Stored items from a collection
━━━

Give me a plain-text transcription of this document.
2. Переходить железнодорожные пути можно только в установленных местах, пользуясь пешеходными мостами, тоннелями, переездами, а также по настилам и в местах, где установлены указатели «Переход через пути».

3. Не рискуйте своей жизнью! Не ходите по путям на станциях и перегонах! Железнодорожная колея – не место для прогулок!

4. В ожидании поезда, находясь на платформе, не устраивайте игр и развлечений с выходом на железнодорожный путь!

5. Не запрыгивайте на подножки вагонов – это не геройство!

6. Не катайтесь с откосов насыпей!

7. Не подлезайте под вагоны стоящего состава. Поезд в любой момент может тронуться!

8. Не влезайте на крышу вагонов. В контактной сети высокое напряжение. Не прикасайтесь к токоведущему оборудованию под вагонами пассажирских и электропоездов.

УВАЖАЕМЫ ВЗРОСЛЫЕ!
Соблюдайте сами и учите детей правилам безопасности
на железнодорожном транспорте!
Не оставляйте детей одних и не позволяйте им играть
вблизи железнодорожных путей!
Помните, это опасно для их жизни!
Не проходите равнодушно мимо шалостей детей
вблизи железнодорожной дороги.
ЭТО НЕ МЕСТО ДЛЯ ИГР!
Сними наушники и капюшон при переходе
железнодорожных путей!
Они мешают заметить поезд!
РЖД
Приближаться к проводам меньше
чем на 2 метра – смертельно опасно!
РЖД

━━━

Set exercise> Copy out all of the data exactly, leaving nothing out.

Expected output>
Give me a plain-text transcription of this document.
2. Переходить железнодорожные пути можно только в установленных местах, пользуясь пешеходными мостами, тоннелями, переездами, а также по настилам и в местах, где установлены указатели «Переход через пути».

3. Не рискуйте своей жизнью! Не ходите по путям на станциях и перегонах! Железнодорожная колея – не место для прогулок!

4. В ожидании поезда, находясь на платформе, не устраивайте игр и развлечений с выходом на железнодорожный путь!

5. Не запрыгивайте на подножки вагонов – это не геройство!

6. Не катайтесь с откосов насыпей!

7. Не подлезайте под вагоны стоящего состава. Поезд в любой момент может тронуться!

8. Не влезайте на крышу вагонов. В контактной сети высокое напряжение. Не прикасайтесь к токоведущему оборудованию под вагонами пассажирских и электропоездов.

УВАЖАЕМЫ ВЗРОСЛЫЕ!
Соблюдайте сами и учите детей правилам безопасности
на железнодорожном транспорте!
Не оставляйте детей одних и не позволяйте им играть
вблизи железнодорожных путей!
Помните, это опасно для их жизни!
Не проходите равнодушно мимо шалостей детей
вблизи железнодорожной дороги.
ЭТО НЕ МЕСТО ДЛЯ ИГР!
Сними наушники и капюшон при переходе
железнодорожных путей!
Они мешают заметить поезд!
РЖД
Приближаться к проводам меньше
чем на 2 метра – смертельно опасно!
РЖД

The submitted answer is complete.